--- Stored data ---
* * *

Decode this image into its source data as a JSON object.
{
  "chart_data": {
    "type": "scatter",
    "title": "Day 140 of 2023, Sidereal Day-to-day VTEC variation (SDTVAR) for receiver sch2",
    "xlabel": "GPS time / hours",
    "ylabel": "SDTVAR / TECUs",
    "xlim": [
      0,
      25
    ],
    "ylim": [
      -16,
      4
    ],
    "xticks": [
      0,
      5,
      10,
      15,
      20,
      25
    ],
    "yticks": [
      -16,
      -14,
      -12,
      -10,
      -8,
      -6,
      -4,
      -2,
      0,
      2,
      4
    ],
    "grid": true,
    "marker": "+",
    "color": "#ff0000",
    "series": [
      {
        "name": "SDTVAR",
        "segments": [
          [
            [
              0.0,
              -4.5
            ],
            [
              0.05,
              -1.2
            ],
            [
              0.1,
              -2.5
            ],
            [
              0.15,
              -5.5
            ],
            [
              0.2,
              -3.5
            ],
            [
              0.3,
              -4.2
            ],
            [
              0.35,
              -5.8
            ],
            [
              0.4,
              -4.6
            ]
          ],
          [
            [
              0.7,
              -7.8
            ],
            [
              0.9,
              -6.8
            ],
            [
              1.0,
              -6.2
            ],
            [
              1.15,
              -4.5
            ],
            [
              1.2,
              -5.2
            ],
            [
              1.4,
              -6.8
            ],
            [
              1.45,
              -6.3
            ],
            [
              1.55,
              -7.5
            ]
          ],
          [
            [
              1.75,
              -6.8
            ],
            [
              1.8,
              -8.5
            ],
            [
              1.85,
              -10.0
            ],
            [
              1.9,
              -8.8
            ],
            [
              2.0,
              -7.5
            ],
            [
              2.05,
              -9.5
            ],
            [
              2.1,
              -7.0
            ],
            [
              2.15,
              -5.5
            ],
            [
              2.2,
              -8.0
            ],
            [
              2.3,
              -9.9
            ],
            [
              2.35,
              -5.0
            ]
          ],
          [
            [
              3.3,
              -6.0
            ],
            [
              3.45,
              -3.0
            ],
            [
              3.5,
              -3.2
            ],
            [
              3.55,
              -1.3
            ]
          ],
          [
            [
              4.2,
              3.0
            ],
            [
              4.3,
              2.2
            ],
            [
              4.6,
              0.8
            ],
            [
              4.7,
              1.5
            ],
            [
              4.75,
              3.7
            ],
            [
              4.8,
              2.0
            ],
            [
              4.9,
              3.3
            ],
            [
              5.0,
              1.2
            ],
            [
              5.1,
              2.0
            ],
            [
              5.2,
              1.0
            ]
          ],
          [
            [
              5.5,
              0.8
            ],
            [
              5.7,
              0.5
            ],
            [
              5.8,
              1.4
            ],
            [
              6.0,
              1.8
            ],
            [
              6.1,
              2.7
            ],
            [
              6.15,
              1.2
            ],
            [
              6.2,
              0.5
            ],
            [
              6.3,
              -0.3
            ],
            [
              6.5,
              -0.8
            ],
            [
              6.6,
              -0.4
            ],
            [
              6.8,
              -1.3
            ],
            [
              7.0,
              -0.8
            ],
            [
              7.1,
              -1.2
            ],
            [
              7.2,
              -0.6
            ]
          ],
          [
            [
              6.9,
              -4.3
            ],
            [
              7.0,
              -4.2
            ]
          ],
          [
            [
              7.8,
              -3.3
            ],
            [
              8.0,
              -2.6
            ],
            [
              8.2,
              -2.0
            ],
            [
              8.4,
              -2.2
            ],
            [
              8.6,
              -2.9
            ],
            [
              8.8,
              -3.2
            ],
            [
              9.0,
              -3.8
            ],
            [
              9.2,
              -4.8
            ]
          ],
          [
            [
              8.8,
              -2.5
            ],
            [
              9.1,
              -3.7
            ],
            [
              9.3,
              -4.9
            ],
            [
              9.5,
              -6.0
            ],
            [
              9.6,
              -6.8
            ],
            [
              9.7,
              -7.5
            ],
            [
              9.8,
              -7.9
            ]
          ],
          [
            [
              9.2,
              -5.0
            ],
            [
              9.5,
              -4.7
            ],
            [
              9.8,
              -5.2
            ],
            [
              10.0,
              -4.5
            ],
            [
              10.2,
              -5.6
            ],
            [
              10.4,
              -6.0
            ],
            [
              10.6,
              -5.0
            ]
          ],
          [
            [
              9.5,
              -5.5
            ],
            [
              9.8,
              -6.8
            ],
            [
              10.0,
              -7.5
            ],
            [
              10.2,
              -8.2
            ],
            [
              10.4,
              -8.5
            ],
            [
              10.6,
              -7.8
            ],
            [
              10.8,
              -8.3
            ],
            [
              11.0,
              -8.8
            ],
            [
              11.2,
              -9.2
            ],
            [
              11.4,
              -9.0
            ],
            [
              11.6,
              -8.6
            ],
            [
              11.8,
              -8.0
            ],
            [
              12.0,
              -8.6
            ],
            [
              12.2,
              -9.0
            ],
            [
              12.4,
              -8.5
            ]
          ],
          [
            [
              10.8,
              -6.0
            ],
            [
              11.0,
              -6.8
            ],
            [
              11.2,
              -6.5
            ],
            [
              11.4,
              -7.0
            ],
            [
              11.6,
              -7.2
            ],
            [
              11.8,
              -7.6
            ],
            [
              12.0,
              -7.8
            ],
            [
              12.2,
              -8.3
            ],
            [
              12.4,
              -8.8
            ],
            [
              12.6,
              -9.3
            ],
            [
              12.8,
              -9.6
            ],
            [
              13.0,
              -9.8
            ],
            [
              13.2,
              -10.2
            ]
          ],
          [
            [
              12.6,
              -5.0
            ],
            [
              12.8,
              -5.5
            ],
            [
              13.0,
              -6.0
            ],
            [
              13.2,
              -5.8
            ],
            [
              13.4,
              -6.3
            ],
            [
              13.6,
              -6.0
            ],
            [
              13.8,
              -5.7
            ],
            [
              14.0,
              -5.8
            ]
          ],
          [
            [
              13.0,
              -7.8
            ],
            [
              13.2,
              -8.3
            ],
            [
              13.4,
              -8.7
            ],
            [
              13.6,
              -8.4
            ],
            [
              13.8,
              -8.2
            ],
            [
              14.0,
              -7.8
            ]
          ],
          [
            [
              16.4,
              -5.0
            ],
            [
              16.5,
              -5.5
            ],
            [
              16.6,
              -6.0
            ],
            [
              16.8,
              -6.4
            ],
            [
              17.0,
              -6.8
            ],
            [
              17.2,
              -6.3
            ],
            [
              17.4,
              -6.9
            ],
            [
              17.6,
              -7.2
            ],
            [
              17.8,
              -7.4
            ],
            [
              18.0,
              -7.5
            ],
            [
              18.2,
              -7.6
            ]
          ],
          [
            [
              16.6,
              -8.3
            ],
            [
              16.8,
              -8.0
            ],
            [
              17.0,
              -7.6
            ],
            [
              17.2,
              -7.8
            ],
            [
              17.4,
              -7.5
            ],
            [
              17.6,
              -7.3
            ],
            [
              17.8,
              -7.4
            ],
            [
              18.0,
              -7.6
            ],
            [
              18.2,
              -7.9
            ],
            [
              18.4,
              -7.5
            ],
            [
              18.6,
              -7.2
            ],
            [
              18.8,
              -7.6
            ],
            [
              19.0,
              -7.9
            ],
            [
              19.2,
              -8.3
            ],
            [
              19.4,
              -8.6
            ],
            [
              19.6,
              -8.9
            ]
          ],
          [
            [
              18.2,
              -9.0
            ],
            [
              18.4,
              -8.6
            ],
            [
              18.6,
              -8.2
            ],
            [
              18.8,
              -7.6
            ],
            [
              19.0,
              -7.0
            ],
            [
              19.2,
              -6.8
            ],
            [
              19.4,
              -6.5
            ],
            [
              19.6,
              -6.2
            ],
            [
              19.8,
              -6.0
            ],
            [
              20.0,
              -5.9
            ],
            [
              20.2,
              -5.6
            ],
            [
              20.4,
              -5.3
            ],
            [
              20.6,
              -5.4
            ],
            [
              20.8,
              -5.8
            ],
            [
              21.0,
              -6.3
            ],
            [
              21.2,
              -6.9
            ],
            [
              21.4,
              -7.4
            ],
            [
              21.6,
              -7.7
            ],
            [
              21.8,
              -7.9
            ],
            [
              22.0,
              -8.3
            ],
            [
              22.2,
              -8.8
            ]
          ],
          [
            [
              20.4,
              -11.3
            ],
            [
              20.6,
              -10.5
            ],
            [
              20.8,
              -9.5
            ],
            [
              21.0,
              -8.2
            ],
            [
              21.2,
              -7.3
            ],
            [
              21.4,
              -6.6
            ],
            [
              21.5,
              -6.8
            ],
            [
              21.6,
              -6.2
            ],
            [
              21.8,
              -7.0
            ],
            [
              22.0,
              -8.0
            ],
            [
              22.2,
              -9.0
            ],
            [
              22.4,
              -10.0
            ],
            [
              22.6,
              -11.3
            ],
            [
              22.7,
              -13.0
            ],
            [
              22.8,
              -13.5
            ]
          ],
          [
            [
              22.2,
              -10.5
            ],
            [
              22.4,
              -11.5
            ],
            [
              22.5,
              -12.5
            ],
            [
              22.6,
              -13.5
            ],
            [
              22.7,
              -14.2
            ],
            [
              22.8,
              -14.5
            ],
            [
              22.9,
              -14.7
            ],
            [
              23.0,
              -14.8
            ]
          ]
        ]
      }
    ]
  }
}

* * *

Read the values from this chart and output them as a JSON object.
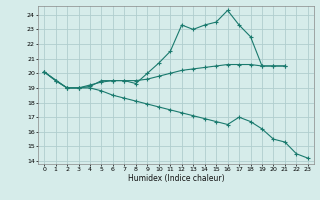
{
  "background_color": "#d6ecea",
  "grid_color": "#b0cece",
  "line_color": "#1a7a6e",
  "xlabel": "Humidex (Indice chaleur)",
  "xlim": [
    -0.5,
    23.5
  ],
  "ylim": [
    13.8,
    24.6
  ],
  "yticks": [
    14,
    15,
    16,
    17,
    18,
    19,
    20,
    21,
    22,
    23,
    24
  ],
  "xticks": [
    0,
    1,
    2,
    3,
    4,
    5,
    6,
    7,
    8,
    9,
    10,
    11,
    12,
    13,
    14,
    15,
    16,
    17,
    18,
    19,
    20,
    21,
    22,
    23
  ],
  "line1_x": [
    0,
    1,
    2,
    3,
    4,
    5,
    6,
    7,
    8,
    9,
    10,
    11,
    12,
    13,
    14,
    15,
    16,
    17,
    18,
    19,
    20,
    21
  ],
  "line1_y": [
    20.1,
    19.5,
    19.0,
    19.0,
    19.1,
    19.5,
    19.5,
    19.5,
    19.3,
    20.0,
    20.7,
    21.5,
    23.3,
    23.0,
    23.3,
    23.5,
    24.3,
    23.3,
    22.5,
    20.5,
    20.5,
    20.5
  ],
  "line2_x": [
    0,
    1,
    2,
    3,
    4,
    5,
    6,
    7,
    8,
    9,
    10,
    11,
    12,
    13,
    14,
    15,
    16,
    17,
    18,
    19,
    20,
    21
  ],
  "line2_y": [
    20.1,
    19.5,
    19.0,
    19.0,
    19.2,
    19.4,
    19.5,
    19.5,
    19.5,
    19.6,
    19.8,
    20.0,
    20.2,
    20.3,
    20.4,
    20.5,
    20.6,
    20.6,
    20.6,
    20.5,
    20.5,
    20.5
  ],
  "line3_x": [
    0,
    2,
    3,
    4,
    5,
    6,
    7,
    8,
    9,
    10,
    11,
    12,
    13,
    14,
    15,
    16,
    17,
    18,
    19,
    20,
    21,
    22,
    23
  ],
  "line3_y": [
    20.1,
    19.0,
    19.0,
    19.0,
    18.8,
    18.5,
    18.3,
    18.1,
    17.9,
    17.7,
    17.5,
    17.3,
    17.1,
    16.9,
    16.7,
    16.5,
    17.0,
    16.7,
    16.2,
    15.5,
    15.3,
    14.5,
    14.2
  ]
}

* * *

--- WRITTEN PROBLEM ---
How many of the lines above include the string "JSON"? Answer with the number only.

--- ANSWER FOR THE TASK ---
2